● Provided entries:

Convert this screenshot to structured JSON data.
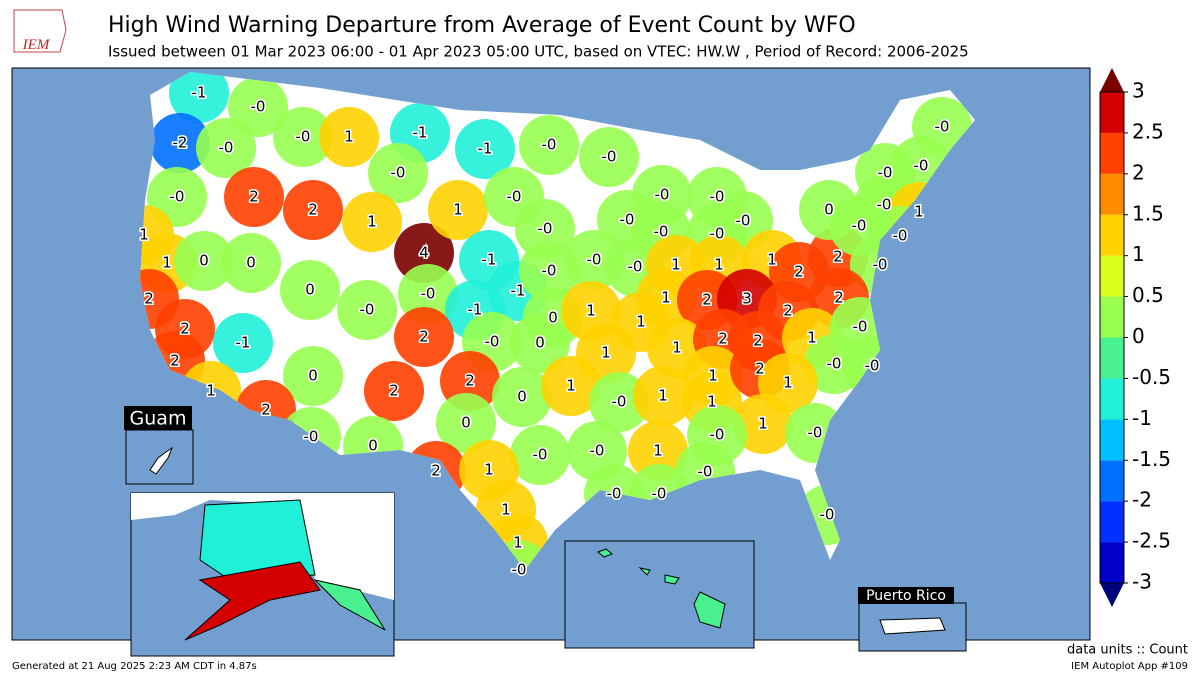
{
  "header": {
    "logo": "IEM",
    "title": "High Wind Warning Departure from Average of Event Count by WFO",
    "subtitle": "Issued between 01 Mar 2023 06:00 - 01 Apr 2023 05:00 UTC, based on VTEC: HW.W  , Period of Record: 2006-2025"
  },
  "map": {
    "labels": [
      "-1",
      "-2",
      "-0",
      "-0",
      "-0",
      "1",
      "-1",
      "-1",
      "-0",
      "-0",
      "-0",
      "-0",
      "2",
      "2",
      "1",
      "4",
      "1",
      "-0",
      "-0",
      "-0",
      "-0",
      "-0",
      "-0",
      "-0",
      "-0",
      "1",
      "1",
      "0",
      "0",
      "-1",
      "-1",
      "-0",
      "-0",
      "-0",
      "1",
      "1",
      "1",
      "2",
      "2",
      "-0",
      "2",
      "0",
      "-0",
      "-0",
      "-1",
      "0",
      "1",
      "1",
      "1",
      "2",
      "3",
      "2",
      "2",
      "2",
      "-1",
      "2",
      "-0",
      "0",
      "1",
      "1",
      "2",
      "2",
      "1",
      "-0",
      "2",
      "0",
      "2",
      "2",
      "0",
      "1",
      "-0",
      "-0",
      "1",
      "2",
      "-0",
      "0",
      "0",
      "-0",
      "1",
      "1",
      "1",
      "2",
      "1",
      "1",
      "-0",
      "-0",
      "-0",
      "-0",
      "1",
      "-0",
      "2",
      "1",
      "-0",
      "-0",
      "1",
      "-0",
      "1",
      "-0",
      "-1",
      "3",
      "-0",
      "-0",
      "-0",
      "-0",
      "-0",
      "-0",
      "0",
      "-0",
      "1",
      "-0"
    ],
    "insets": {
      "guam": "Guam",
      "puerto_rico": "Puerto Rico"
    }
  },
  "colorbar": {
    "ticks": [
      3,
      2.5,
      2,
      1.5,
      1,
      0.5,
      0,
      -0.5,
      -1,
      -1.5,
      -2,
      -2.5,
      -3
    ],
    "colors": [
      "#0000c8",
      "#0030ff",
      "#0070ff",
      "#00c0ff",
      "#20f0d8",
      "#48f090",
      "#98ff50",
      "#dcff1e",
      "#ffd200",
      "#ff8c00",
      "#ff4000",
      "#d40000"
    ],
    "under_color": "#00007a",
    "over_color": "#7a0000"
  },
  "footer": {
    "units": "data units :: Count",
    "generated": "Generated at 21 Aug 2025 2:23 AM CDT in 4.87s",
    "app": "IEM Autoplot App #109"
  }
}
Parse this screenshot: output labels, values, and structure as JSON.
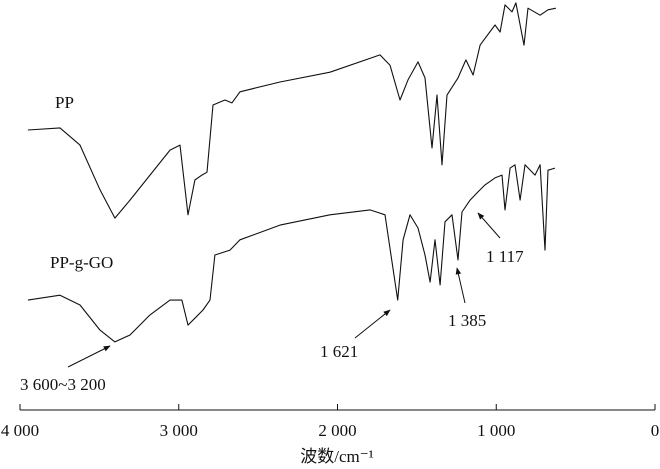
{
  "chart_data": {
    "type": "line",
    "x_label": "波数/cm⁻¹",
    "xlim": [
      4000,
      0
    ],
    "xticks": [
      {
        "value": 4000,
        "label": "4 000"
      },
      {
        "value": 3000,
        "label": "3 000"
      },
      {
        "value": 2000,
        "label": "2 000"
      },
      {
        "value": 1000,
        "label": "1 000"
      },
      0
    ],
    "ylim": [
      0,
      100
    ],
    "series": [
      {
        "name": "PP",
        "color": "#111111",
        "x": [
          3950,
          3748,
          3622,
          3496,
          3402,
          3307,
          3181,
          3055,
          2992,
          2942,
          2898,
          2854,
          2822,
          2784,
          2709,
          2665,
          2614,
          2362,
          2047,
          1732,
          1669,
          1606,
          1556,
          1493,
          1449,
          1405,
          1373,
          1342,
          1310,
          1241,
          1191,
          1146,
          1102,
          1008,
          976,
          945,
          901,
          876,
          825,
          800,
          724,
          674,
          624
        ],
        "values": [
          68.3,
          68.8,
          64.6,
          53.7,
          46.8,
          51.2,
          57.3,
          63.4,
          64.6,
          47.6,
          56.1,
          57.3,
          58.0,
          74.4,
          75.6,
          74.9,
          77.6,
          80.0,
          82.4,
          86.6,
          84.1,
          75.6,
          80.5,
          84.9,
          81.0,
          63.9,
          76.8,
          59.8,
          76.8,
          81.0,
          85.4,
          81.7,
          89.0,
          93.9,
          92.2,
          98.8,
          97.1,
          99.3,
          89.0,
          98.0,
          96.3,
          97.6,
          98.0
        ]
      },
      {
        "name": "PP-g-GO",
        "color": "#111111",
        "x": [
          3950,
          3748,
          3622,
          3496,
          3402,
          3307,
          3181,
          3055,
          2980,
          2942,
          2898,
          2847,
          2803,
          2772,
          2677,
          2614,
          2362,
          2047,
          1795,
          1701,
          1621,
          1587,
          1543,
          1493,
          1449,
          1417,
          1386,
          1354,
          1323,
          1279,
          1241,
          1216,
          1165,
          1115,
          1071,
          1008,
          964,
          945,
          913,
          882,
          850,
          819,
          756,
          724,
          693,
          674,
          630
        ],
        "values": [
          26.8,
          28.0,
          25.6,
          19.5,
          16.6,
          18.3,
          23.2,
          26.8,
          26.8,
          20.7,
          22.4,
          24.4,
          26.8,
          37.8,
          39.0,
          41.5,
          45.1,
          47.6,
          48.8,
          47.6,
          26.8,
          41.5,
          47.6,
          44.4,
          37.8,
          31.2,
          41.5,
          30.5,
          45.9,
          47.6,
          36.6,
          48.3,
          51.2,
          53.2,
          54.9,
          56.6,
          57.3,
          48.8,
          59.0,
          59.8,
          51.2,
          59.8,
          57.3,
          59.8,
          39.0,
          58.5,
          59.0
        ]
      }
    ],
    "annotations": [
      "3 600~3 200",
      "1 621",
      "1 385",
      "1 117"
    ]
  }
}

● What you should do: Go through the entries above and output them exactly, without pictures.

● Answer to this problem:
Convert this screenshot to structured JSON data.
{
  "header": {
    "logo": "IEM",
    "title": "High Wind Warning Departure from Average of Event Count by WFO",
    "subtitle": "Issued between 01 Mar 2023 06:00 - 01 Apr 2023 05:00 UTC, based on VTEC: HW.W  , Period of Record: 2006-2025"
  },
  "map": {
    "labels": [
      "-1",
      "-2",
      "-0",
      "-0",
      "-0",
      "1",
      "-1",
      "-1",
      "-0",
      "-0",
      "-0",
      "-0",
      "2",
      "2",
      "1",
      "4",
      "1",
      "-0",
      "-0",
      "-0",
      "-0",
      "-0",
      "-0",
      "-0",
      "-0",
      "1",
      "1",
      "0",
      "0",
      "-1",
      "-1",
      "-0",
      "-0",
      "-0",
      "1",
      "1",
      "1",
      "2",
      "2",
      "-0",
      "2",
      "0",
      "-0",
      "-0",
      "-1",
      "0",
      "1",
      "1",
      "1",
      "2",
      "3",
      "2",
      "2",
      "2",
      "-1",
      "2",
      "-0",
      "0",
      "1",
      "1",
      "2",
      "2",
      "1",
      "-0",
      "2",
      "0",
      "2",
      "2",
      "0",
      "1",
      "-0",
      "-0",
      "1",
      "2",
      "-0",
      "0",
      "0",
      "-0",
      "1",
      "1",
      "1",
      "2",
      "1",
      "1",
      "-0",
      "-0",
      "-0",
      "-0",
      "1",
      "-0",
      "2",
      "1",
      "-0",
      "-0",
      "1",
      "-0",
      "1",
      "-0",
      "-1",
      "3",
      "-0",
      "-0",
      "-0",
      "-0",
      "-0",
      "-0",
      "0",
      "-0",
      "1",
      "-0"
    ],
    "insets": {
      "guam": "Guam",
      "puerto_rico": "Puerto Rico"
    }
  },
  "colorbar": {
    "ticks": [
      3,
      2.5,
      2,
      1.5,
      1,
      0.5,
      0,
      -0.5,
      -1,
      -1.5,
      -2,
      -2.5,
      -3
    ],
    "colors": [
      "#0000c8",
      "#0030ff",
      "#0070ff",
      "#00c0ff",
      "#20f0d8",
      "#48f090",
      "#98ff50",
      "#dcff1e",
      "#ffd200",
      "#ff8c00",
      "#ff4000",
      "#d40000"
    ],
    "under_color": "#00007a",
    "over_color": "#7a0000"
  },
  "footer": {
    "units": "data units :: Count",
    "generated": "Generated at 21 Aug 2025 2:23 AM CDT in 4.87s",
    "app": "IEM Autoplot App #109"
  }
}
Parse this screenshot: output labels, values, and structure as JSON.
{
  "chart_data": {
    "type": "line",
    "x_label": "波数/cm⁻¹",
    "xlim": [
      4000,
      0
    ],
    "xticks": [
      {
        "value": 4000,
        "label": "4 000"
      },
      {
        "value": 3000,
        "label": "3 000"
      },
      {
        "value": 2000,
        "label": "2 000"
      },
      {
        "value": 1000,
        "label": "1 000"
      },
      0
    ],
    "ylim": [
      0,
      100
    ],
    "series": [
      {
        "name": "PP",
        "color": "#111111",
        "x": [
          3950,
          3748,
          3622,
          3496,
          3402,
          3307,
          3181,
          3055,
          2992,
          2942,
          2898,
          2854,
          2822,
          2784,
          2709,
          2665,
          2614,
          2362,
          2047,
          1732,
          1669,
          1606,
          1556,
          1493,
          1449,
          1405,
          1373,
          1342,
          1310,
          1241,
          1191,
          1146,
          1102,
          1008,
          976,
          945,
          901,
          876,
          825,
          800,
          724,
          674,
          624
        ],
        "values": [
          68.3,
          68.8,
          64.6,
          53.7,
          46.8,
          51.2,
          57.3,
          63.4,
          64.6,
          47.6,
          56.1,
          57.3,
          58.0,
          74.4,
          75.6,
          74.9,
          77.6,
          80.0,
          82.4,
          86.6,
          84.1,
          75.6,
          80.5,
          84.9,
          81.0,
          63.9,
          76.8,
          59.8,
          76.8,
          81.0,
          85.4,
          81.7,
          89.0,
          93.9,
          92.2,
          98.8,
          97.1,
          99.3,
          89.0,
          98.0,
          96.3,
          97.6,
          98.0
        ]
      },
      {
        "name": "PP-g-GO",
        "color": "#111111",
        "x": [
          3950,
          3748,
          3622,
          3496,
          3402,
          3307,
          3181,
          3055,
          2980,
          2942,
          2898,
          2847,
          2803,
          2772,
          2677,
          2614,
          2362,
          2047,
          1795,
          1701,
          1621,
          1587,
          1543,
          1493,
          1449,
          1417,
          1386,
          1354,
          1323,
          1279,
          1241,
          1216,
          1165,
          1115,
          1071,
          1008,
          964,
          945,
          913,
          882,
          850,
          819,
          756,
          724,
          693,
          674,
          630
        ],
        "values": [
          26.8,
          28.0,
          25.6,
          19.5,
          16.6,
          18.3,
          23.2,
          26.8,
          26.8,
          20.7,
          22.4,
          24.4,
          26.8,
          37.8,
          39.0,
          41.5,
          45.1,
          47.6,
          48.8,
          47.6,
          26.8,
          41.5,
          47.6,
          44.4,
          37.8,
          31.2,
          41.5,
          30.5,
          45.9,
          47.6,
          36.6,
          48.3,
          51.2,
          53.2,
          54.9,
          56.6,
          57.3,
          48.8,
          59.0,
          59.8,
          51.2,
          59.8,
          57.3,
          59.8,
          39.0,
          58.5,
          59.0
        ]
      }
    ],
    "annotations": [
      "3 600~3 200",
      "1 621",
      "1 385",
      "1 117"
    ]
  }
}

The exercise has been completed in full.